:: RECORDS SUPPLIED ::

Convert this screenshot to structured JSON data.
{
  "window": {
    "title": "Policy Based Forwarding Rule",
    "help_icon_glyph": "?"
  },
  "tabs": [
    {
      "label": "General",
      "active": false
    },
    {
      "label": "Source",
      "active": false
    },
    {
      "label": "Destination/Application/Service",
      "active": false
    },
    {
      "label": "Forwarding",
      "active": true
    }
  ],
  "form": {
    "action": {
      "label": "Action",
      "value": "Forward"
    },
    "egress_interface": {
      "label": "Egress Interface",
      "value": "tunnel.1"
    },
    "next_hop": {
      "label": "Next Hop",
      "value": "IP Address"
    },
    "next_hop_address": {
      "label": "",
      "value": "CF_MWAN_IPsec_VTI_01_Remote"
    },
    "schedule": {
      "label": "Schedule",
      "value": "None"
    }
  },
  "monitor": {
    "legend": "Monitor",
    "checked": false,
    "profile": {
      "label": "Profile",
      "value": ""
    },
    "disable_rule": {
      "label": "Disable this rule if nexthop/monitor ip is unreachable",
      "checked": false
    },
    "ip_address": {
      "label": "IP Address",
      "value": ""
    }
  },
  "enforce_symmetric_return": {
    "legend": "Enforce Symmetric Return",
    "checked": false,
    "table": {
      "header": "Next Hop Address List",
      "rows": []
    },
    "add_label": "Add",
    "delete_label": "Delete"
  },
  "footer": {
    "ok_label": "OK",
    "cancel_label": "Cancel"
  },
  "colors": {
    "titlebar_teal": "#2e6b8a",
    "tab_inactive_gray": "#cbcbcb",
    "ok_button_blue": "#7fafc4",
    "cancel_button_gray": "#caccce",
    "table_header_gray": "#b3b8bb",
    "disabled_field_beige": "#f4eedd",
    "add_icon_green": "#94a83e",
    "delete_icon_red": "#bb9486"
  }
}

:::

--- WHAT YOU SHOULD DO ---
The records above should be restated word for word, please.

--- ANSWER TO THIS EXERCISE ---
Convert this screenshot to structured JSON data.
{
  "window": {
    "title": "Policy Based Forwarding Rule",
    "help_icon_glyph": "?"
  },
  "tabs": [
    {
      "label": "General",
      "active": false
    },
    {
      "label": "Source",
      "active": false
    },
    {
      "label": "Destination/Application/Service",
      "active": false
    },
    {
      "label": "Forwarding",
      "active": true
    }
  ],
  "form": {
    "action": {
      "label": "Action",
      "value": "Forward"
    },
    "egress_interface": {
      "label": "Egress Interface",
      "value": "tunnel.1"
    },
    "next_hop": {
      "label": "Next Hop",
      "value": "IP Address"
    },
    "next_hop_address": {
      "label": "",
      "value": "CF_MWAN_IPsec_VTI_01_Remote"
    },
    "schedule": {
      "label": "Schedule",
      "value": "None"
    }
  },
  "monitor": {
    "legend": "Monitor",
    "checked": false,
    "profile": {
      "label": "Profile",
      "value": ""
    },
    "disable_rule": {
      "label": "Disable this rule if nexthop/monitor ip is unreachable",
      "checked": false
    },
    "ip_address": {
      "label": "IP Address",
      "value": ""
    }
  },
  "enforce_symmetric_return": {
    "legend": "Enforce Symmetric Return",
    "checked": false,
    "table": {
      "header": "Next Hop Address List",
      "rows": []
    },
    "add_label": "Add",
    "delete_label": "Delete"
  },
  "footer": {
    "ok_label": "OK",
    "cancel_label": "Cancel"
  },
  "colors": {
    "titlebar_teal": "#2e6b8a",
    "tab_inactive_gray": "#cbcbcb",
    "ok_button_blue": "#7fafc4",
    "cancel_button_gray": "#caccce",
    "table_header_gray": "#b3b8bb",
    "disabled_field_beige": "#f4eedd",
    "add_icon_green": "#94a83e",
    "delete_icon_red": "#bb9486"
  }
}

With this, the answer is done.